Do this:
Print the rows word for word, from the first row through the row that contains "time-label: 25 Jul 04:00", including both.

Raw records:
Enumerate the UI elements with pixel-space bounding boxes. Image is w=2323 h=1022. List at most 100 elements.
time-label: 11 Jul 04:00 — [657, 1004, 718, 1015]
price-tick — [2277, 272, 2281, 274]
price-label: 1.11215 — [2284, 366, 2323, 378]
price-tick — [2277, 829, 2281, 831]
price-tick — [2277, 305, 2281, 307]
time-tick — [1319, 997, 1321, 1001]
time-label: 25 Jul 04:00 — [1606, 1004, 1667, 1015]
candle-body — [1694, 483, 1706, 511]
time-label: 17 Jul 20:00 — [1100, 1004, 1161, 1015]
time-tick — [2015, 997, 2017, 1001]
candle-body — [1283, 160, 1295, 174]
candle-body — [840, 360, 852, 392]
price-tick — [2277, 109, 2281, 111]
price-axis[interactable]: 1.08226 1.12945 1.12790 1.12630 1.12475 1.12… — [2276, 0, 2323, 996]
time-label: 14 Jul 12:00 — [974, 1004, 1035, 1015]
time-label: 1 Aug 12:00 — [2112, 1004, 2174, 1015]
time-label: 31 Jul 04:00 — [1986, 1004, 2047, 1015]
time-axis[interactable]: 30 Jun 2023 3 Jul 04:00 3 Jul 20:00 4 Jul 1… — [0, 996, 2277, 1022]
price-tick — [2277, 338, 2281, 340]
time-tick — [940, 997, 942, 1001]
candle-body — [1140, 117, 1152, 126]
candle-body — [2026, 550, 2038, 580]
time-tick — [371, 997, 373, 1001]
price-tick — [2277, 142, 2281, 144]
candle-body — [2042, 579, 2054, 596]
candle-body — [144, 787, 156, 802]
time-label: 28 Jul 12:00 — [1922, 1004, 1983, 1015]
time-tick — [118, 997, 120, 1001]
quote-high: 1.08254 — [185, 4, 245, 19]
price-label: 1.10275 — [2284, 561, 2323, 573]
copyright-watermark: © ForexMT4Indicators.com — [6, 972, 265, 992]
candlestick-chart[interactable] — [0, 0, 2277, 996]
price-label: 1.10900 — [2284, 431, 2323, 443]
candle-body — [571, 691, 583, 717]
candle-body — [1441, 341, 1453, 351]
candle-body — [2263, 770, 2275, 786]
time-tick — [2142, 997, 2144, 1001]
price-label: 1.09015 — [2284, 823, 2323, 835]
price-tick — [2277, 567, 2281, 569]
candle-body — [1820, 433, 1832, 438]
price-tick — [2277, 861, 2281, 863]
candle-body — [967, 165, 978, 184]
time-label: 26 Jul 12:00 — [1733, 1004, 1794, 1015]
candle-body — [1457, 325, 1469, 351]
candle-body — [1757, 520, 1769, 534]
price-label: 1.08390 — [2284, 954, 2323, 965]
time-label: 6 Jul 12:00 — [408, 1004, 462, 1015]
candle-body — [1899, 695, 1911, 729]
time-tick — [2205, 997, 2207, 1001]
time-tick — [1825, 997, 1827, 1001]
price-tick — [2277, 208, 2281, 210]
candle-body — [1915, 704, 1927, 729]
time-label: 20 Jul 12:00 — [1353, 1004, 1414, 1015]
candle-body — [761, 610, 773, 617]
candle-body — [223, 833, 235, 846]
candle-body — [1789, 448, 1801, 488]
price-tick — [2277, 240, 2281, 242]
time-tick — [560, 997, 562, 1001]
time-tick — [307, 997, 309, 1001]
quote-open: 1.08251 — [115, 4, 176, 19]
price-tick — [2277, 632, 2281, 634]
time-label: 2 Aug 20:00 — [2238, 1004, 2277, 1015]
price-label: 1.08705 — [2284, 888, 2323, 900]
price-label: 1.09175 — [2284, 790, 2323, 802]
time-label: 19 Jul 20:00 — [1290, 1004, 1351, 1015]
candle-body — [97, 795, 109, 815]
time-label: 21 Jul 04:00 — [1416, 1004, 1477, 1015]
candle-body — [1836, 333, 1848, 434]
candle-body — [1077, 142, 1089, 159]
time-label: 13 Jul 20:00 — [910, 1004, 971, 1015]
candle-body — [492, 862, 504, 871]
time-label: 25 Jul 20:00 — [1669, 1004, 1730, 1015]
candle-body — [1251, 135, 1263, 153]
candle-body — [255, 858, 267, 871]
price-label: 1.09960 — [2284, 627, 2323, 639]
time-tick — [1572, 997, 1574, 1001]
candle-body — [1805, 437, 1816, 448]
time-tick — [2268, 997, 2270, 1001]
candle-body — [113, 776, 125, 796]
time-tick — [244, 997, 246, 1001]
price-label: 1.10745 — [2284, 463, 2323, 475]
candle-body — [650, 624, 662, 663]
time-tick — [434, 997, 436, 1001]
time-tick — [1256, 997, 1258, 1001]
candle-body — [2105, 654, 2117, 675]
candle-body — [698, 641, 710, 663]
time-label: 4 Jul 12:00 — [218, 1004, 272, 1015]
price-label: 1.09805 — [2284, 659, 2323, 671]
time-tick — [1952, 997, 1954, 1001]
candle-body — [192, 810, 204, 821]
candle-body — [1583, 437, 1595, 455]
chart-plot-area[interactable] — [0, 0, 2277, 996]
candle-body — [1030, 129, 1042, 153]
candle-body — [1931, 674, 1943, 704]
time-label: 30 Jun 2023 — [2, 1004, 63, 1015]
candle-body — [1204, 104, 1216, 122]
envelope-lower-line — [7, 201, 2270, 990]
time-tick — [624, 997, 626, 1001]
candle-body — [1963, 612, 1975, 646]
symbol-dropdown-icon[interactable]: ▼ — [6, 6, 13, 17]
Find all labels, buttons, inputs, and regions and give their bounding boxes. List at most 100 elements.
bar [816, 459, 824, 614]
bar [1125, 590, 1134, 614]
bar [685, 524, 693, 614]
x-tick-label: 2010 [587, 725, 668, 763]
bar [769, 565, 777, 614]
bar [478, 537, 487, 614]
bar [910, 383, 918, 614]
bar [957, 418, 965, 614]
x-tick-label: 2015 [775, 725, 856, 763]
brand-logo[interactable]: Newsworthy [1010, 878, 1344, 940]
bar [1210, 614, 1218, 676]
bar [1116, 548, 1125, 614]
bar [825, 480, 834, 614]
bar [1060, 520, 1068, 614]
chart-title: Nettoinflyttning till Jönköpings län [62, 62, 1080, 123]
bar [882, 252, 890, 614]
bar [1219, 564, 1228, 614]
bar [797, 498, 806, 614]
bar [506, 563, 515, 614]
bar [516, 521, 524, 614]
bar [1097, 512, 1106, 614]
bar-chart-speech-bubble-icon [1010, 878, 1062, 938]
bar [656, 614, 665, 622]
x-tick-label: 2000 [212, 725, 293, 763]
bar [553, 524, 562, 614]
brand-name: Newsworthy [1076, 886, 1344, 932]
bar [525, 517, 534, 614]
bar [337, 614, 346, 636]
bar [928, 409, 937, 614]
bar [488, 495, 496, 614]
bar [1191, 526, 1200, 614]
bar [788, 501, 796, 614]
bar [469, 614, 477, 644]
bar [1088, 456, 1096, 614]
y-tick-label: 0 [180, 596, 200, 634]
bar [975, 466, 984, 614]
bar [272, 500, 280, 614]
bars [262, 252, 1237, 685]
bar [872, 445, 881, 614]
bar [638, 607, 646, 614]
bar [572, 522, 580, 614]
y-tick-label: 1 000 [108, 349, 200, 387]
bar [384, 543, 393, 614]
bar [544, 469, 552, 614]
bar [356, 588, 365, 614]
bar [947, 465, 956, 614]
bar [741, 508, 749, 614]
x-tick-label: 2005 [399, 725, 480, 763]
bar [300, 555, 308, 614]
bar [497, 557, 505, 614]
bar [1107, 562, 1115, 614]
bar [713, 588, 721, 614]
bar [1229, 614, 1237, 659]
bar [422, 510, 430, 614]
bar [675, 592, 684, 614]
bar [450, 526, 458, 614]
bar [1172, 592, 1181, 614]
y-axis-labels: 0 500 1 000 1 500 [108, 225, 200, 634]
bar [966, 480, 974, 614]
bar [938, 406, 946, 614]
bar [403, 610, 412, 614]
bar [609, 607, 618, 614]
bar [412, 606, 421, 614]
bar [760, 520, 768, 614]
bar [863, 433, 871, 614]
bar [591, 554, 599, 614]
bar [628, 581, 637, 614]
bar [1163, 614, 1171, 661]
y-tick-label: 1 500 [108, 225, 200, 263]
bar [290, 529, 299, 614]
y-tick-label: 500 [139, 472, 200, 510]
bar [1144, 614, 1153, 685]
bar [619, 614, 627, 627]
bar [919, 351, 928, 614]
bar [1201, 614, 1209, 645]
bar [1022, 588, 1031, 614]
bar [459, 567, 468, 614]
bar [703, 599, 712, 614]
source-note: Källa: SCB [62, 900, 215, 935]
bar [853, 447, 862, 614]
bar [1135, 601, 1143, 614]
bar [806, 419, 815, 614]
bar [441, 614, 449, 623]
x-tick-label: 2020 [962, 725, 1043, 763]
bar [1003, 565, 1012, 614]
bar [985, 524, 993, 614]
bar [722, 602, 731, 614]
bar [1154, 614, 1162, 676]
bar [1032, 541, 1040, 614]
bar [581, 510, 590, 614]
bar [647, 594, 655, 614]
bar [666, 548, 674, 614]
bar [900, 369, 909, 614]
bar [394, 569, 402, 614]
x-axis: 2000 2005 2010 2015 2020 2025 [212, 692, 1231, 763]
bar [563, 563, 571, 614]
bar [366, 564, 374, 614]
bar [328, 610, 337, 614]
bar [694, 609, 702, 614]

Reply to the exercise:
Enumerate the UI elements with pixel-space bounding boxes. Image is w=2323 h=1022. List at most 100 elements.
time-label: 11 Jul 04:00 — [657, 1004, 718, 1015]
price-tick — [2277, 272, 2281, 274]
price-label: 1.11215 — [2284, 366, 2323, 378]
price-tick — [2277, 829, 2281, 831]
price-tick — [2277, 305, 2281, 307]
time-tick — [1319, 997, 1321, 1001]
time-label: 25 Jul 04:00 — [1606, 1004, 1667, 1015]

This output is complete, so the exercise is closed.